### Short problem
Scan the records for the string "JSON"; copy each line where it occurs.

### Stored data
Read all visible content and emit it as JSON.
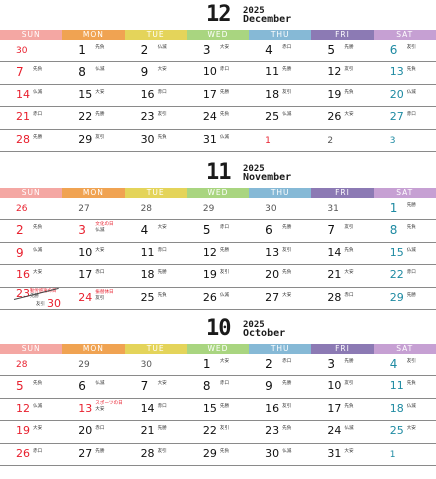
{
  "weekday_colors": [
    "#f4a7a3",
    "#f0a352",
    "#e4d45a",
    "#a9d580",
    "#86b9d6",
    "#8c7ab4",
    "#c6a0d3"
  ],
  "weekdays": [
    "SUN",
    "MON",
    "TUE",
    "WED",
    "THU",
    "FRI",
    "SAT"
  ],
  "months": [
    {
      "number": "12",
      "year": "2025",
      "name": "December",
      "weeks": [
        [
          {
            "d": "30",
            "k": "grey sun"
          },
          {
            "d": "1",
            "r": "先負"
          },
          {
            "d": "2",
            "r": "仏滅"
          },
          {
            "d": "3",
            "r": "大安"
          },
          {
            "d": "4",
            "r": "赤口"
          },
          {
            "d": "5",
            "r": "先勝"
          },
          {
            "d": "6",
            "k": "sat",
            "r": "友引"
          }
        ],
        [
          {
            "d": "7",
            "k": "sun",
            "r": "先負"
          },
          {
            "d": "8",
            "r": "仏滅"
          },
          {
            "d": "9",
            "r": "大安"
          },
          {
            "d": "10",
            "r": "赤口"
          },
          {
            "d": "11",
            "r": "先勝"
          },
          {
            "d": "12",
            "r": "友引"
          },
          {
            "d": "13",
            "k": "sat",
            "r": "先負"
          }
        ],
        [
          {
            "d": "14",
            "k": "sun",
            "r": "仏滅"
          },
          {
            "d": "15",
            "r": "大安"
          },
          {
            "d": "16",
            "r": "赤口"
          },
          {
            "d": "17",
            "r": "先勝"
          },
          {
            "d": "18",
            "r": "友引"
          },
          {
            "d": "19",
            "r": "先負"
          },
          {
            "d": "20",
            "k": "sat",
            "r": "仏滅"
          }
        ],
        [
          {
            "d": "21",
            "k": "sun",
            "r": "赤口"
          },
          {
            "d": "22",
            "r": "先勝"
          },
          {
            "d": "23",
            "r": "友引"
          },
          {
            "d": "24",
            "r": "先負"
          },
          {
            "d": "25",
            "r": "仏滅"
          },
          {
            "d": "26",
            "r": "大安"
          },
          {
            "d": "27",
            "k": "sat",
            "r": "赤口"
          }
        ],
        [
          {
            "d": "28",
            "k": "sun",
            "r": "先勝"
          },
          {
            "d": "29",
            "r": "友引"
          },
          {
            "d": "30",
            "r": "先負"
          },
          {
            "d": "31",
            "r": "仏滅"
          },
          {
            "d": "1",
            "k": "grey sun"
          },
          {
            "d": "2",
            "k": "grey"
          },
          {
            "d": "3",
            "k": "grey sat"
          }
        ]
      ]
    },
    {
      "number": "11",
      "year": "2025",
      "name": "November",
      "weeks": [
        [
          {
            "d": "26",
            "k": "grey sun"
          },
          {
            "d": "27",
            "k": "grey"
          },
          {
            "d": "28",
            "k": "grey"
          },
          {
            "d": "29",
            "k": "grey"
          },
          {
            "d": "30",
            "k": "grey"
          },
          {
            "d": "31",
            "k": "grey"
          },
          {
            "d": "1",
            "k": "sat",
            "r": "先勝"
          }
        ],
        [
          {
            "d": "2",
            "k": "sun",
            "r": "先負"
          },
          {
            "d": "3",
            "k": "hol",
            "n": "文化の日",
            "r": "仏滅"
          },
          {
            "d": "4",
            "r": "大安"
          },
          {
            "d": "5",
            "r": "赤口"
          },
          {
            "d": "6",
            "r": "先勝"
          },
          {
            "d": "7",
            "r": "友引"
          },
          {
            "d": "8",
            "k": "sat",
            "r": "先負"
          }
        ],
        [
          {
            "d": "9",
            "k": "sun",
            "r": "仏滅"
          },
          {
            "d": "10",
            "r": "大安"
          },
          {
            "d": "11",
            "r": "赤口"
          },
          {
            "d": "12",
            "r": "先勝"
          },
          {
            "d": "13",
            "r": "友引"
          },
          {
            "d": "14",
            "r": "先負"
          },
          {
            "d": "15",
            "k": "sat",
            "r": "仏滅"
          }
        ],
        [
          {
            "d": "16",
            "k": "sun",
            "r": "大安"
          },
          {
            "d": "17",
            "r": "赤口"
          },
          {
            "d": "18",
            "r": "先勝"
          },
          {
            "d": "19",
            "r": "友引"
          },
          {
            "d": "20",
            "r": "先負"
          },
          {
            "d": "21",
            "r": "大安"
          },
          {
            "d": "22",
            "k": "sat",
            "r": "赤口"
          }
        ],
        [
          {
            "split": true,
            "d": "23",
            "n": "勤労感謝の日",
            "r": "先勝",
            "d2": "30",
            "r2": "友引"
          },
          {
            "d": "24",
            "k": "hol",
            "n": "振替休日",
            "r": "友引"
          },
          {
            "d": "25",
            "r": "先負"
          },
          {
            "d": "26",
            "r": "仏滅"
          },
          {
            "d": "27",
            "r": "大安"
          },
          {
            "d": "28",
            "r": "赤口"
          },
          {
            "d": "29",
            "k": "sat",
            "r": "先勝"
          }
        ]
      ]
    },
    {
      "number": "10",
      "year": "2025",
      "name": "October",
      "weeks": [
        [
          {
            "d": "28",
            "k": "grey sun"
          },
          {
            "d": "29",
            "k": "grey"
          },
          {
            "d": "30",
            "k": "grey"
          },
          {
            "d": "1",
            "r": "大安"
          },
          {
            "d": "2",
            "r": "赤口"
          },
          {
            "d": "3",
            "r": "先勝"
          },
          {
            "d": "4",
            "k": "sat",
            "r": "友引"
          }
        ],
        [
          {
            "d": "5",
            "k": "sun",
            "r": "先負"
          },
          {
            "d": "6",
            "r": "仏滅"
          },
          {
            "d": "7",
            "r": "大安"
          },
          {
            "d": "8",
            "r": "赤口"
          },
          {
            "d": "9",
            "r": "先勝"
          },
          {
            "d": "10",
            "r": "友引"
          },
          {
            "d": "11",
            "k": "sat",
            "r": "先負"
          }
        ],
        [
          {
            "d": "12",
            "k": "sun",
            "r": "仏滅"
          },
          {
            "d": "13",
            "k": "hol",
            "n": "スポーツの日",
            "r": "大安"
          },
          {
            "d": "14",
            "r": "赤口"
          },
          {
            "d": "15",
            "r": "先勝"
          },
          {
            "d": "16",
            "r": "友引"
          },
          {
            "d": "17",
            "r": "先負"
          },
          {
            "d": "18",
            "k": "sat",
            "r": "仏滅"
          }
        ],
        [
          {
            "d": "19",
            "k": "sun",
            "r": "大安"
          },
          {
            "d": "20",
            "r": "赤口"
          },
          {
            "d": "21",
            "r": "先勝"
          },
          {
            "d": "22",
            "r": "友引"
          },
          {
            "d": "23",
            "r": "先負"
          },
          {
            "d": "24",
            "r": "仏滅"
          },
          {
            "d": "25",
            "k": "sat",
            "r": "大安"
          }
        ],
        [
          {
            "d": "26",
            "k": "sun",
            "r": "赤口"
          },
          {
            "d": "27",
            "r": "先勝"
          },
          {
            "d": "28",
            "r": "友引"
          },
          {
            "d": "29",
            "r": "先負"
          },
          {
            "d": "30",
            "r": "仏滅"
          },
          {
            "d": "31",
            "r": "大安"
          },
          {
            "d": "1",
            "k": "grey sat"
          }
        ]
      ]
    }
  ]
}
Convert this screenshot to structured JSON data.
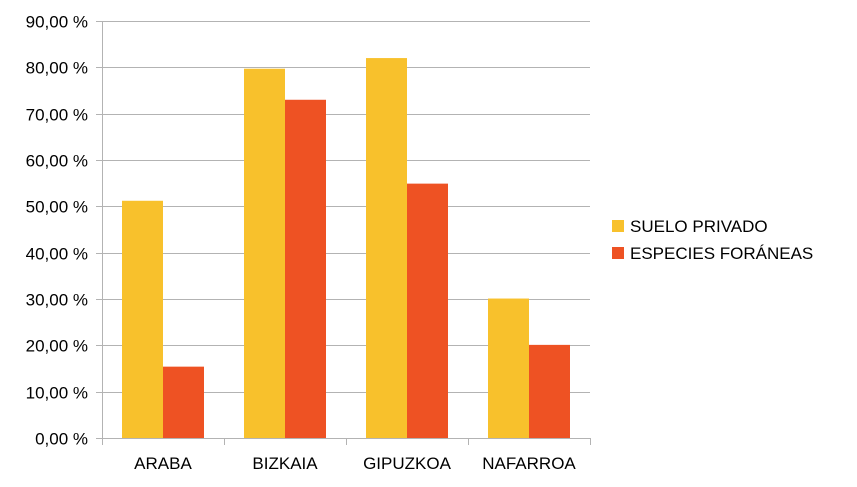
{
  "chart_data": {
    "type": "bar",
    "title": "",
    "xlabel": "",
    "ylabel": "",
    "categories": [
      "ARABA",
      "BIZKAIA",
      "GIPUZKOA",
      "NAFARROA"
    ],
    "series": [
      {
        "name": "SUELO PRIVADO",
        "color": "#F8C12C",
        "values": [
          51.2,
          79.7,
          82.0,
          30.1
        ]
      },
      {
        "name": "ESPECIES FORÁNEAS",
        "color": "#EE5223",
        "values": [
          15.4,
          73.0,
          54.9,
          20.1
        ]
      }
    ],
    "ylim": [
      0,
      90
    ],
    "yticks": [
      0,
      10,
      20,
      30,
      40,
      50,
      60,
      70,
      80,
      90
    ],
    "ytick_labels": [
      "0,00 %",
      "10,00 %",
      "20,00 %",
      "30,00 %",
      "40,00 %",
      "50,00 %",
      "60,00 %",
      "70,00 %",
      "80,00 %",
      "90,00 %"
    ],
    "grid": true,
    "legend_position": "right",
    "gridline_color": "#B3B3B3",
    "axis_color": "#B3B3B3"
  }
}
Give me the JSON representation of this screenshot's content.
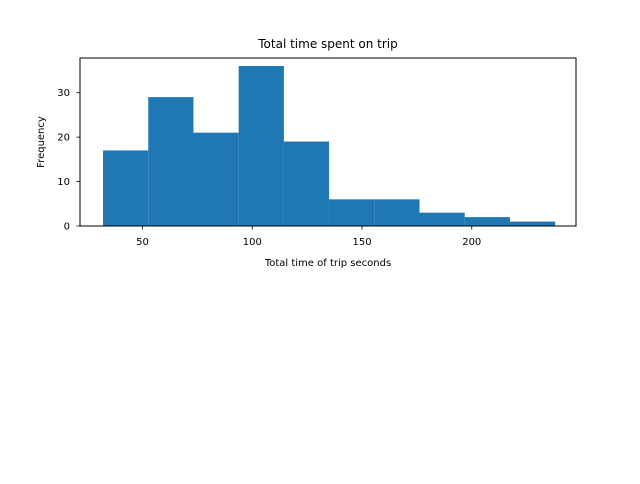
{
  "chart_data": {
    "type": "bar",
    "title": "Total time spent on trip",
    "xlabel": "Total time of trip seconds",
    "ylabel": "Frequency",
    "xlim": [
      21.5,
      247.5
    ],
    "ylim": [
      0,
      37.8
    ],
    "xticks": [
      50,
      100,
      150,
      200
    ],
    "yticks": [
      0,
      10,
      20,
      30
    ],
    "bins": [
      {
        "x0": 32,
        "x1": 52.6,
        "count": 17
      },
      {
        "x0": 52.6,
        "x1": 73.2,
        "count": 29
      },
      {
        "x0": 73.2,
        "x1": 93.8,
        "count": 21
      },
      {
        "x0": 93.8,
        "x1": 114.4,
        "count": 36
      },
      {
        "x0": 114.4,
        "x1": 135,
        "count": 19
      },
      {
        "x0": 135,
        "x1": 155.6,
        "count": 6
      },
      {
        "x0": 155.6,
        "x1": 176.2,
        "count": 6
      },
      {
        "x0": 176.2,
        "x1": 196.8,
        "count": 3
      },
      {
        "x0": 196.8,
        "x1": 217.4,
        "count": 2
      },
      {
        "x0": 217.4,
        "x1": 238,
        "count": 1
      }
    ],
    "bar_color": "#1f77b4",
    "grid": false,
    "legend": "none"
  }
}
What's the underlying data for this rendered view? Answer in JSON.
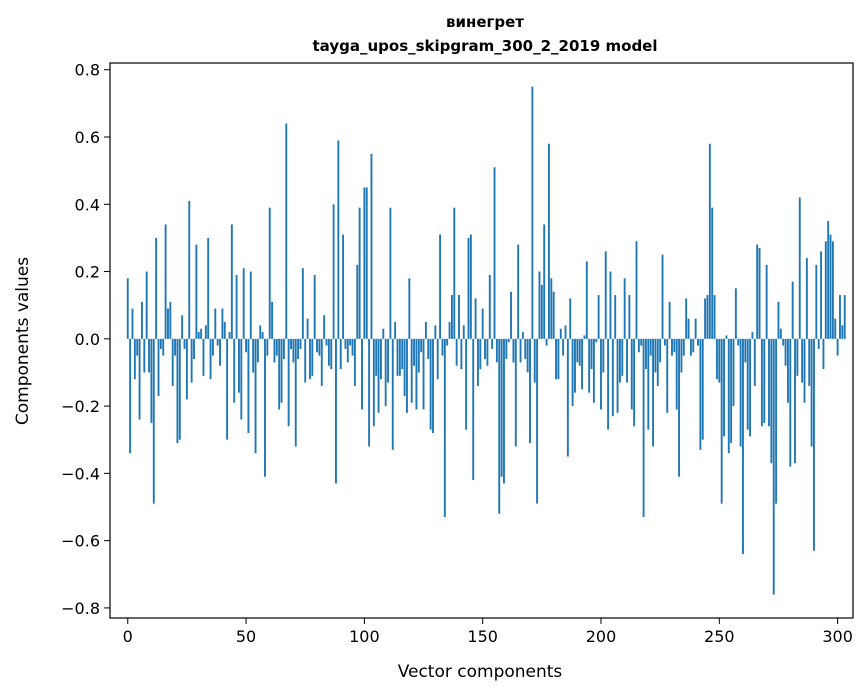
{
  "chart_data": {
    "type": "bar",
    "title_line1": "винегрет",
    "title_line2": "tayga_upos_skipgram_300_2_2019 model",
    "xlabel": "Vector components",
    "ylabel": "Components values",
    "xlim": [
      -7.5,
      306.5
    ],
    "ylim": [
      -0.83,
      0.82
    ],
    "xticks": [
      0,
      50,
      100,
      150,
      200,
      250,
      300
    ],
    "xtick_labels": [
      "0",
      "50",
      "100",
      "150",
      "200",
      "250",
      "300"
    ],
    "yticks": [
      -0.8,
      -0.6,
      -0.4,
      -0.2,
      0.0,
      0.2,
      0.4,
      0.6,
      0.8
    ],
    "ytick_labels": [
      "−0.8",
      "−0.6",
      "−0.4",
      "−0.2",
      "0.0",
      "0.2",
      "0.4",
      "0.6",
      "0.8"
    ],
    "bar_color": "#1f77b4",
    "grid": false,
    "values": [
      0.18,
      -0.34,
      0.09,
      -0.12,
      -0.05,
      -0.24,
      0.11,
      -0.1,
      0.2,
      -0.1,
      -0.25,
      -0.49,
      0.3,
      -0.17,
      -0.03,
      -0.05,
      0.34,
      0.09,
      0.11,
      -0.14,
      -0.05,
      -0.31,
      -0.3,
      0.07,
      -0.03,
      -0.18,
      0.41,
      -0.13,
      -0.06,
      0.28,
      0.02,
      0.03,
      -0.11,
      0.04,
      0.3,
      -0.12,
      -0.05,
      0.09,
      -0.02,
      -0.08,
      0.09,
      0.05,
      -0.3,
      0.02,
      0.34,
      -0.19,
      0.19,
      -0.16,
      -0.24,
      0.21,
      -0.04,
      -0.28,
      0.2,
      -0.1,
      -0.34,
      -0.07,
      0.04,
      0.02,
      -0.41,
      -0.05,
      0.39,
      0.11,
      -0.07,
      -0.05,
      -0.21,
      -0.19,
      -0.06,
      0.64,
      -0.26,
      -0.03,
      -0.07,
      -0.32,
      -0.06,
      -0.03,
      0.21,
      -0.13,
      0.06,
      -0.12,
      -0.11,
      0.19,
      -0.04,
      -0.05,
      -0.14,
      0.07,
      -0.02,
      -0.08,
      -0.09,
      0.4,
      -0.43,
      0.59,
      -0.09,
      0.31,
      -0.03,
      -0.07,
      -0.02,
      -0.05,
      -0.14,
      0.22,
      0.39,
      -0.21,
      0.45,
      0.45,
      -0.32,
      0.55,
      -0.26,
      -0.11,
      -0.22,
      -0.12,
      0.03,
      -0.2,
      -0.13,
      0.39,
      -0.33,
      0.05,
      -0.11,
      -0.11,
      -0.09,
      -0.17,
      -0.22,
      0.18,
      -0.19,
      -0.08,
      -0.21,
      -0.1,
      -0.04,
      -0.21,
      0.05,
      -0.06,
      -0.27,
      -0.28,
      0.04,
      -0.12,
      0.31,
      -0.05,
      -0.53,
      -0.02,
      0.05,
      0.13,
      0.39,
      -0.08,
      0.13,
      -0.09,
      0.04,
      -0.27,
      0.3,
      0.31,
      -0.42,
      0.12,
      -0.14,
      -0.09,
      0.09,
      -0.06,
      -0.08,
      0.19,
      -0.03,
      0.51,
      -0.07,
      -0.52,
      -0.41,
      -0.43,
      -0.06,
      -0.01,
      0.14,
      -0.07,
      -0.32,
      0.28,
      -0.07,
      0.02,
      -0.06,
      -0.1,
      -0.31,
      0.75,
      -0.13,
      -0.49,
      0.2,
      0.16,
      0.34,
      -0.02,
      0.58,
      0.18,
      0.14,
      -0.12,
      -0.12,
      0.03,
      -0.05,
      0.04,
      -0.35,
      0.12,
      -0.2,
      -0.16,
      -0.07,
      -0.08,
      -0.15,
      0.01,
      0.23,
      -0.16,
      -0.09,
      -0.19,
      -0.01,
      0.13,
      -0.21,
      -0.1,
      0.26,
      -0.27,
      0.2,
      -0.23,
      0.13,
      -0.22,
      -0.13,
      -0.11,
      0.18,
      -0.13,
      0.13,
      -0.21,
      -0.26,
      0.29,
      -0.04,
      -0.02,
      -0.53,
      -0.09,
      -0.27,
      -0.05,
      -0.32,
      -0.1,
      -0.14,
      -0.07,
      0.25,
      -0.02,
      -0.22,
      0.11,
      -0.05,
      -0.04,
      -0.21,
      -0.41,
      -0.1,
      -0.05,
      0.12,
      0.06,
      -0.05,
      -0.04,
      0.06,
      -0.02,
      -0.33,
      -0.3,
      0.12,
      0.13,
      0.58,
      0.39,
      0.13,
      -0.12,
      -0.13,
      -0.49,
      -0.29,
      0.01,
      -0.34,
      -0.31,
      -0.2,
      0.15,
      -0.02,
      -0.32,
      -0.64,
      -0.07,
      -0.27,
      -0.29,
      0.02,
      -0.14,
      0.28,
      0.27,
      -0.26,
      -0.25,
      0.22,
      -0.26,
      -0.37,
      -0.76,
      -0.49,
      0.11,
      0.03,
      -0.02,
      -0.08,
      -0.19,
      -0.38,
      0.17,
      -0.37,
      -0.11,
      0.42,
      -0.13,
      -0.19,
      0.24,
      -0.14,
      -0.32,
      -0.63,
      0.22,
      -0.03,
      0.26,
      -0.09,
      0.29,
      0.35,
      0.31,
      0.29,
      0.06,
      -0.05,
      0.13,
      0.04,
      0.13
    ]
  }
}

### Solution to this problem
Read all visible content and emit it as JSON.
Convert this screenshot to structured JSON data.
Give me the JSON representation of this screenshot's content.
What's the underlying data for this rendered view? Answer in JSON.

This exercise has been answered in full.